Problem requirements => In the material from its start through the line containing "day-info: Sunrise: 8:03", change every "Sunset" to "Sundown" and leave everything else as it is.

Stored dataset items =>
----
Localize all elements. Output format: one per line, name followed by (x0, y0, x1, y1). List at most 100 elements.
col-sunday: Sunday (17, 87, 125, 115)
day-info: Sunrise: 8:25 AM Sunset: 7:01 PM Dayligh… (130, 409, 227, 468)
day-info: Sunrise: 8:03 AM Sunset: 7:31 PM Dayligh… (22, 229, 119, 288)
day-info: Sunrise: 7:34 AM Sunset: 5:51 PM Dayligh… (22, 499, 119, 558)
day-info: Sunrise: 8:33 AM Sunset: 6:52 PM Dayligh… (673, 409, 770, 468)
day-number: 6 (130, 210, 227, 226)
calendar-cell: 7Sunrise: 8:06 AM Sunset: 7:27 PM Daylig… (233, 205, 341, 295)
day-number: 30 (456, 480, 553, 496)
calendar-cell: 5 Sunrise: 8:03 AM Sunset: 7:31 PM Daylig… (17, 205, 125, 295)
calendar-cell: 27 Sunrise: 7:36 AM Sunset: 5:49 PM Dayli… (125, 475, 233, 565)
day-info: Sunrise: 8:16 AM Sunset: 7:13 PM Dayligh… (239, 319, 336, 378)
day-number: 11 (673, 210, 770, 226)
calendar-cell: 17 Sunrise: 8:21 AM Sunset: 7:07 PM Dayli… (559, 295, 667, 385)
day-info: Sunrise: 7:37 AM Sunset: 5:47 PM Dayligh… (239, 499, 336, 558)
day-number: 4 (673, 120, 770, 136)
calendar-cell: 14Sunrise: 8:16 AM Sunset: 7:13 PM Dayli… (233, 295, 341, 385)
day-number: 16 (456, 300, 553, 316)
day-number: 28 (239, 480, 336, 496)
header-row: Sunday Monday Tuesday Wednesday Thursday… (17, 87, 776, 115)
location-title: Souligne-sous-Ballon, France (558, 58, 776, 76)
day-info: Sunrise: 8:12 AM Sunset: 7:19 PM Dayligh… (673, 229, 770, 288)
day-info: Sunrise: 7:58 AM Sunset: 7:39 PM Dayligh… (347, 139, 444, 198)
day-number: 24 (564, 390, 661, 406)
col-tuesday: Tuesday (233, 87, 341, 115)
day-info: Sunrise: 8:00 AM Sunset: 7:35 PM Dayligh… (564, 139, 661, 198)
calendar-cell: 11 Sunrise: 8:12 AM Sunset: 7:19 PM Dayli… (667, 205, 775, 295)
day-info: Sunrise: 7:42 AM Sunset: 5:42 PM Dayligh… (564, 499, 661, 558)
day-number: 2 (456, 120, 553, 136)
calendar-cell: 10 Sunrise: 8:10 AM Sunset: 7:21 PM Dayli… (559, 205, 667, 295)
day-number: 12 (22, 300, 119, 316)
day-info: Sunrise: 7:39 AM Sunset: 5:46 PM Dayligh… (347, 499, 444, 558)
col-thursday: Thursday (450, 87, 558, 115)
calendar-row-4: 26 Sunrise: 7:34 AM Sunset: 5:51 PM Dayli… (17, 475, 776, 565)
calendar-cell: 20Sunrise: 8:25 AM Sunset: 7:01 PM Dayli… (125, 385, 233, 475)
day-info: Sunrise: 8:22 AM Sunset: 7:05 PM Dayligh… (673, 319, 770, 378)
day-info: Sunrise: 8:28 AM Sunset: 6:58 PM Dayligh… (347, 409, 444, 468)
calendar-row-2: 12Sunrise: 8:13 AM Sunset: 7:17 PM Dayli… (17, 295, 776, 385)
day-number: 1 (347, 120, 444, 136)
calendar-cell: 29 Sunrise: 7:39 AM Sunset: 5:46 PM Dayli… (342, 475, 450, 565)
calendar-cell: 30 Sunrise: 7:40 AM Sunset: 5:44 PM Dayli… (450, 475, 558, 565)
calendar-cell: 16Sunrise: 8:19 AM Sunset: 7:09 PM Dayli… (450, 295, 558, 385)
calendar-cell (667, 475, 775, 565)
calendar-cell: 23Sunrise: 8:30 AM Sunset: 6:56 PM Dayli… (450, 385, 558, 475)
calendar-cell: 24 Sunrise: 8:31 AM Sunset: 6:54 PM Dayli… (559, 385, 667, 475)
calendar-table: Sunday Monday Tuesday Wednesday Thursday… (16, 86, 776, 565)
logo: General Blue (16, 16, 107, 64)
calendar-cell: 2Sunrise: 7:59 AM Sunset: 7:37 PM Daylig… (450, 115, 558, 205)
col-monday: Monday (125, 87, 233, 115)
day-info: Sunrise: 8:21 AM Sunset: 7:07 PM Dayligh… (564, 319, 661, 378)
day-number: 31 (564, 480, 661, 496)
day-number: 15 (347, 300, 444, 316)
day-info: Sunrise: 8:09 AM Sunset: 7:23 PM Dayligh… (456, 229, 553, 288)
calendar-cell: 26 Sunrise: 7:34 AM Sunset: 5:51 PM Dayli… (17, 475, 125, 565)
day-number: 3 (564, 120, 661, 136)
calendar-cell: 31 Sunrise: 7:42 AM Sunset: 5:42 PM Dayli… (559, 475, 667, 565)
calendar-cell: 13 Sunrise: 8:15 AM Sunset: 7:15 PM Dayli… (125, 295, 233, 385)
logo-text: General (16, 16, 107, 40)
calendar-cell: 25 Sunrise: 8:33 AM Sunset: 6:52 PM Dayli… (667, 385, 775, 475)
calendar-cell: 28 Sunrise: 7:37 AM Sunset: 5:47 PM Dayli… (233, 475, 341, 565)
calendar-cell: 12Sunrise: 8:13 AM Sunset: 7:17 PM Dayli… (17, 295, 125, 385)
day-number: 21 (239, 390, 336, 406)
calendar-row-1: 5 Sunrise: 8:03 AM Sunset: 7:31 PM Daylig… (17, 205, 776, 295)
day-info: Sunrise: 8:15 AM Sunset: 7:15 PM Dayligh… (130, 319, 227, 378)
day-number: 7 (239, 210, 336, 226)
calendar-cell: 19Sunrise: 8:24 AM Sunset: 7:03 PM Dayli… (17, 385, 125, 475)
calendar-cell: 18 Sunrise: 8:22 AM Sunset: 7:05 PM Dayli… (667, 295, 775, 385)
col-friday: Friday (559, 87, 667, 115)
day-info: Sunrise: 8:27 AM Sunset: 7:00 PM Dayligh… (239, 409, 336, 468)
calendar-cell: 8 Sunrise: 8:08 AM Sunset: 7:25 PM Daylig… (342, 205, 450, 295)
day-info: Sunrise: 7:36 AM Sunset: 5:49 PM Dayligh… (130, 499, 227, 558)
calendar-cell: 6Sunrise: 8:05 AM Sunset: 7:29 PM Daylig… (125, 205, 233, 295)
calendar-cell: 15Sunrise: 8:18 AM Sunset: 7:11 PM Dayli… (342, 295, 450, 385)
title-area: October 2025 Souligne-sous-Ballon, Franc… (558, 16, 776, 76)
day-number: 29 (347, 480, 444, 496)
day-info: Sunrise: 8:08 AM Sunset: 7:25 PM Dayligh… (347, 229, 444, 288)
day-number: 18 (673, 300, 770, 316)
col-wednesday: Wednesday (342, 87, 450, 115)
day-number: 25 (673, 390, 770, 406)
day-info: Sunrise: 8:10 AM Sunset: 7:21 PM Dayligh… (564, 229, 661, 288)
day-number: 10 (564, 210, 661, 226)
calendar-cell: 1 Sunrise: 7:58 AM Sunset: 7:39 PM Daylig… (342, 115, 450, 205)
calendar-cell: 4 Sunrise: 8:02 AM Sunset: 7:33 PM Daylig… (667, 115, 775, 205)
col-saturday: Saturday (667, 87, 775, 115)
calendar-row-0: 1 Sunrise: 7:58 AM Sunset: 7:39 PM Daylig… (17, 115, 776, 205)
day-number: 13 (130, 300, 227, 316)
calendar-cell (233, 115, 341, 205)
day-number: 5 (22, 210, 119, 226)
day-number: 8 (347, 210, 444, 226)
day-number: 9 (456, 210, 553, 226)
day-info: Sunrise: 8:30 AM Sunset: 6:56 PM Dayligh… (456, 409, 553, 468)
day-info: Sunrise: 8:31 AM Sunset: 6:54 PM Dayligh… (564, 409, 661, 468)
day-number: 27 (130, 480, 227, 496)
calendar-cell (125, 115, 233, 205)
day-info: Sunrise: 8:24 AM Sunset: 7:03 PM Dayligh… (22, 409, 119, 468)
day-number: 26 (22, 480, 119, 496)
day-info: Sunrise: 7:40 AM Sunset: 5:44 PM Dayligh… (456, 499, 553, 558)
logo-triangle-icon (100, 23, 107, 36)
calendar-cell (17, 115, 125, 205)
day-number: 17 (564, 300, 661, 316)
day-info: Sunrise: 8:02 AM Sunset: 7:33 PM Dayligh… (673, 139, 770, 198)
----
Reply to the task =>
Localize all elements. Output format: one per line, name followed by (x0, y0, x1, y1). List at most 100 elements.
col-sunday: Sunday (17, 87, 125, 115)
day-info: Sunrise: 8:25 AM Sundown: 7:01 PM Dayligh… (130, 409, 227, 468)
day-info: Sunrise: 8:03 AM Sundown: 7:31 PM Dayligh… (22, 229, 119, 288)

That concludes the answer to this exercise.